§ **Dataset entries**:
•••••

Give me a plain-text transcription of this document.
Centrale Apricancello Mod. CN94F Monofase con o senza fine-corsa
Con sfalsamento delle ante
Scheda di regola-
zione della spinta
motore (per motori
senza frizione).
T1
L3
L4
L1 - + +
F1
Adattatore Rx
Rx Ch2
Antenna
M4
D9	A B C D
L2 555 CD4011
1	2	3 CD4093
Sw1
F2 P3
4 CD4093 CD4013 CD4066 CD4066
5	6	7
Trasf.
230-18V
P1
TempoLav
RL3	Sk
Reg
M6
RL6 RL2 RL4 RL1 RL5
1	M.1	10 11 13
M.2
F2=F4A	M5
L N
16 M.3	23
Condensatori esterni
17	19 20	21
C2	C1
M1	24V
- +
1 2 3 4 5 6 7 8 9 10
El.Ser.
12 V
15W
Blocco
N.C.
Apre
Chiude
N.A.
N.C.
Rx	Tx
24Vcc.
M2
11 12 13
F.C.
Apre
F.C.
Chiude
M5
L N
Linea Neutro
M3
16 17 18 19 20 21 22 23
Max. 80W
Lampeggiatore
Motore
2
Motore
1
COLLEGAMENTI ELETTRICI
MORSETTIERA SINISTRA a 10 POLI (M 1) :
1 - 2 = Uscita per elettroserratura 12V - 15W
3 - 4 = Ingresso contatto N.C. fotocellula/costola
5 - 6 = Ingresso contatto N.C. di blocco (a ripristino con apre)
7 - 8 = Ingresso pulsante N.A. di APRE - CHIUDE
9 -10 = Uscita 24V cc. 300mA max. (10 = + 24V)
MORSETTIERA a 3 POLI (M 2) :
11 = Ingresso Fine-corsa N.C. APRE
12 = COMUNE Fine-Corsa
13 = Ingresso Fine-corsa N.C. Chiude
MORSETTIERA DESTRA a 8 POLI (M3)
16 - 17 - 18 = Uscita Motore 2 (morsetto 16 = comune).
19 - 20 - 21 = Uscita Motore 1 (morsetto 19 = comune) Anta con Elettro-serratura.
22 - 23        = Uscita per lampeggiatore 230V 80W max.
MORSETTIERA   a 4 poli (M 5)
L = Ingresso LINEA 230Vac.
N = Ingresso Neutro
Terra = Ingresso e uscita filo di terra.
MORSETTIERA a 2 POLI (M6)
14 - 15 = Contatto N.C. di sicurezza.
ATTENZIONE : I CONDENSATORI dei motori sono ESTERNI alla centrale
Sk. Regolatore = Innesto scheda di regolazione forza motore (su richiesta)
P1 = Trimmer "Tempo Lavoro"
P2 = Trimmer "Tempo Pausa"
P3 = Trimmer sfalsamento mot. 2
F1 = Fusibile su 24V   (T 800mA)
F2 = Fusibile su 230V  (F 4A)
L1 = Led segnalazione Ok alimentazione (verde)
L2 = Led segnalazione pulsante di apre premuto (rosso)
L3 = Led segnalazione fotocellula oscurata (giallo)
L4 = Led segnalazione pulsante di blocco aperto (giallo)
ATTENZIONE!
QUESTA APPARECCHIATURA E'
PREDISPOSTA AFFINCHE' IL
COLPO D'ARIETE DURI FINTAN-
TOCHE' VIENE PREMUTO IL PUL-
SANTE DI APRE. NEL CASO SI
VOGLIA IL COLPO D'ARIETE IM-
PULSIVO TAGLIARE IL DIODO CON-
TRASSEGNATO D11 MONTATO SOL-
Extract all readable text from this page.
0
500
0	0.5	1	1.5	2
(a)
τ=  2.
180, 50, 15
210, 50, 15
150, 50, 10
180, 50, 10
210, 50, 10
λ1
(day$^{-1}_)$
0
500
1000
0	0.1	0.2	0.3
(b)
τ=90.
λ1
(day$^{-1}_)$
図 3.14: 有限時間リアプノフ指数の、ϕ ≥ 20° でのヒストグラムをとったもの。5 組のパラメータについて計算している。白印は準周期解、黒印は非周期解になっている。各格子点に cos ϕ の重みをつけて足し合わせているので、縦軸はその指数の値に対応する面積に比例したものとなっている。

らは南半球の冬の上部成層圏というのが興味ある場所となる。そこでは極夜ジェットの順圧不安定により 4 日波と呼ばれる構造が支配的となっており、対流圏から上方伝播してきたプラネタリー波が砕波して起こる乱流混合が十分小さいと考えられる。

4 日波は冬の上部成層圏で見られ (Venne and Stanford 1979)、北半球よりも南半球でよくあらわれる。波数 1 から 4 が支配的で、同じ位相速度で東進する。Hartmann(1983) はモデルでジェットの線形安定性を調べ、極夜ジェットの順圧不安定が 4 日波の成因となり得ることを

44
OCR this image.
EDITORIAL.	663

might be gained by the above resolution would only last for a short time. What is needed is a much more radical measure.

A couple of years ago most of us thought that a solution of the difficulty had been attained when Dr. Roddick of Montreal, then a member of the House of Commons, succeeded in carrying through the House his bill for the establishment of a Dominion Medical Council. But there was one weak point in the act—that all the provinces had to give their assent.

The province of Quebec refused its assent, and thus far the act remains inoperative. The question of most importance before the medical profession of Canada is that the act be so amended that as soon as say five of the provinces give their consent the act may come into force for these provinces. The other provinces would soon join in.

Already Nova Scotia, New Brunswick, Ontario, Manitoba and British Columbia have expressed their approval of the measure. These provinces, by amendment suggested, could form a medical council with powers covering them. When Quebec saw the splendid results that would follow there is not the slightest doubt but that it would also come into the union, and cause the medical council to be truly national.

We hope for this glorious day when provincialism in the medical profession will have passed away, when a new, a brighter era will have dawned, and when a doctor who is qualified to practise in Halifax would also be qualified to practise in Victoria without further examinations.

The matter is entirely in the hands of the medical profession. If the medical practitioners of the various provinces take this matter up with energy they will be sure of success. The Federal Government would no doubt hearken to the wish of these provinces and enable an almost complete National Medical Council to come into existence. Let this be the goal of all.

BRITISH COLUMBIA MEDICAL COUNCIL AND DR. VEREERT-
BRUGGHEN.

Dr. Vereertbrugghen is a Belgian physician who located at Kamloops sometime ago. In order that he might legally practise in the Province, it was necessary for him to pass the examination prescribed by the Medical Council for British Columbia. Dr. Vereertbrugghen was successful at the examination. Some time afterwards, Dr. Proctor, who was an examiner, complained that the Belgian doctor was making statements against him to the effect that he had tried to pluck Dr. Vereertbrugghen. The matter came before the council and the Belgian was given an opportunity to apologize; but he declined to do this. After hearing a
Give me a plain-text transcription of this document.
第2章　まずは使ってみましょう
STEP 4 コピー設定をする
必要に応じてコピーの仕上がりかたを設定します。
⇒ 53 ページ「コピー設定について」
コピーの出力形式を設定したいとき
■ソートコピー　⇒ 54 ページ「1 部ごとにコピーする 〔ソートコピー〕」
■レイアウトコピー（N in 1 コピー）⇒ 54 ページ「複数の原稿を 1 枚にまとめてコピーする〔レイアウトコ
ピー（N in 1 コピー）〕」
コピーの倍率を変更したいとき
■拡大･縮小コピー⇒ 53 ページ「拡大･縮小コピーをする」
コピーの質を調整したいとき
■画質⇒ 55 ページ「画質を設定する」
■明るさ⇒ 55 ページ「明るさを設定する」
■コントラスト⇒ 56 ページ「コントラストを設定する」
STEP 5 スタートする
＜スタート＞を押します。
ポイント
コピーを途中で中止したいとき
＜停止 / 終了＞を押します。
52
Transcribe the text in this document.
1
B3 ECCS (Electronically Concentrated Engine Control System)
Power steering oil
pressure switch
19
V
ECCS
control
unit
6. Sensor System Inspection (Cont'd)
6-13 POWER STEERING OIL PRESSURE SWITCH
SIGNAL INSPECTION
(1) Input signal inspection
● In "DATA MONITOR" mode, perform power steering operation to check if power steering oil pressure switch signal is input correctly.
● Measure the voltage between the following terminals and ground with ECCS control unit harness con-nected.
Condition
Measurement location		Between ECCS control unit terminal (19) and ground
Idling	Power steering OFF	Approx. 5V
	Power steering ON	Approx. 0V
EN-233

•••••

Determine how many lines of the listing hold the word "fotocellula" and reply with that figure alone.

2